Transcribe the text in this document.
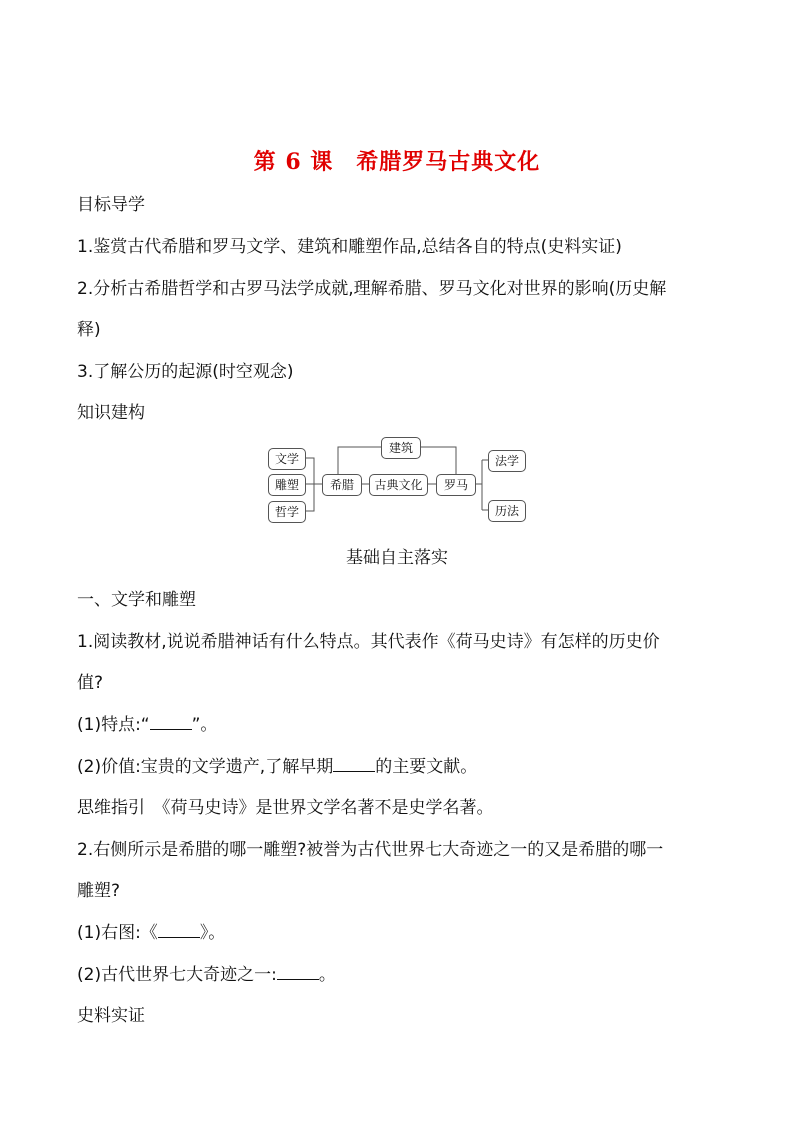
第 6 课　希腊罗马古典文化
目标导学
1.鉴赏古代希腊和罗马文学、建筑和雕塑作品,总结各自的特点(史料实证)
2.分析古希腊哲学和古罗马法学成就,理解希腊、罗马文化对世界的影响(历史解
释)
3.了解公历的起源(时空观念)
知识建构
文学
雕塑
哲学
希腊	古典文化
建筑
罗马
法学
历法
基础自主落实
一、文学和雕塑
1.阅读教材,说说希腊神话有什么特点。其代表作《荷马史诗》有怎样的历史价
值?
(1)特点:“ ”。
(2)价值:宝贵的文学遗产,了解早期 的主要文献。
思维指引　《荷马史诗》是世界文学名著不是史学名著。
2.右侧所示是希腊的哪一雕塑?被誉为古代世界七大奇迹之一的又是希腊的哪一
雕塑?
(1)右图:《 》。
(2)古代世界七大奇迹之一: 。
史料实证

- Problem requirements -
Every entry above is to be set down exactly; the pictures are to be left out.

- Answer to this task -
Transcribe the text in this document.
第 6 课　希腊罗马古典文化
目标导学
1.鉴赏古代希腊和罗马文学、建筑和雕塑作品,总结各自的特点(史料实证)
2.分析古希腊哲学和古罗马法学成就,理解希腊、罗马文化对世界的影响(历史解
释)
3.了解公历的起源(时空观念)
知识建构
文学
雕塑
哲学
希腊	古典文化
建筑
罗马
法学
历法
基础自主落实
一、文学和雕塑
1.阅读教材,说说希腊神话有什么特点。其代表作《荷马史诗》有怎样的历史价
值?
(1)特点:“ ”。
(2)价值:宝贵的文学遗产,了解早期 的主要文献。
思维指引　《荷马史诗》是世界文学名著不是史学名著。
2.右侧所示是希腊的哪一雕塑?被誉为古代世界七大奇迹之一的又是希腊的哪一
雕塑?
(1)右图:《 》。
(2)古代世界七大奇迹之一: 。
史料实证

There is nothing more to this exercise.